> Data section
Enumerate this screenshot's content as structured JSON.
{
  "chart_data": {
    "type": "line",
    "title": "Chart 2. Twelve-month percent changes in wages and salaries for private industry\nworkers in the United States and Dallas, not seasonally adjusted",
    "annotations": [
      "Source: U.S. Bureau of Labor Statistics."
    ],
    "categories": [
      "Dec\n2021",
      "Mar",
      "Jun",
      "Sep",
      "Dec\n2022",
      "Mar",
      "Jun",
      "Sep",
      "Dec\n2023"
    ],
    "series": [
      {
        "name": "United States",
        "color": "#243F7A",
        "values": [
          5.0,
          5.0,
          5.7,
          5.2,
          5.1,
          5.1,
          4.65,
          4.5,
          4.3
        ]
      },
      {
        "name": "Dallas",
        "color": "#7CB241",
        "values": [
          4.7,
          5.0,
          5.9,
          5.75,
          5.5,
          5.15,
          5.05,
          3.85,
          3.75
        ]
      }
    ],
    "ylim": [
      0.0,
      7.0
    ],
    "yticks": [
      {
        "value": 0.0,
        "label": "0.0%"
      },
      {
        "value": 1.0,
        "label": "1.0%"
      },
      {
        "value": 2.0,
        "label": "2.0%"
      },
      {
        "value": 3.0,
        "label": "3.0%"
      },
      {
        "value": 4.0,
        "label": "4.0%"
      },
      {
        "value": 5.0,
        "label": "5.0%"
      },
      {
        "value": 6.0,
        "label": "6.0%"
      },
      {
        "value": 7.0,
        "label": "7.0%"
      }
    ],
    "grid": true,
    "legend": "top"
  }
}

> Exercise details
Retype the whole listing above exactly.

> Solved exercise
Enumerate this screenshot's content as structured JSON.
{
  "chart_data": {
    "type": "line",
    "title": "Chart 2. Twelve-month percent changes in wages and salaries for private industry\nworkers in the United States and Dallas, not seasonally adjusted",
    "annotations": [
      "Source: U.S. Bureau of Labor Statistics."
    ],
    "categories": [
      "Dec\n2021",
      "Mar",
      "Jun",
      "Sep",
      "Dec\n2022",
      "Mar",
      "Jun",
      "Sep",
      "Dec\n2023"
    ],
    "series": [
      {
        "name": "United States",
        "color": "#243F7A",
        "values": [
          5.0,
          5.0,
          5.7,
          5.2,
          5.1,
          5.1,
          4.65,
          4.5,
          4.3
        ]
      },
      {
        "name": "Dallas",
        "color": "#7CB241",
        "values": [
          4.7,
          5.0,
          5.9,
          5.75,
          5.5,
          5.15,
          5.05,
          3.85,
          3.75
        ]
      }
    ],
    "ylim": [
      0.0,
      7.0
    ],
    "yticks": [
      {
        "value": 0.0,
        "label": "0.0%"
      },
      {
        "value": 1.0,
        "label": "1.0%"
      },
      {
        "value": 2.0,
        "label": "2.0%"
      },
      {
        "value": 3.0,
        "label": "3.0%"
      },
      {
        "value": 4.0,
        "label": "4.0%"
      },
      {
        "value": 5.0,
        "label": "5.0%"
      },
      {
        "value": 6.0,
        "label": "6.0%"
      },
      {
        "value": 7.0,
        "label": "7.0%"
      }
    ],
    "grid": true,
    "legend": "top"
  }
}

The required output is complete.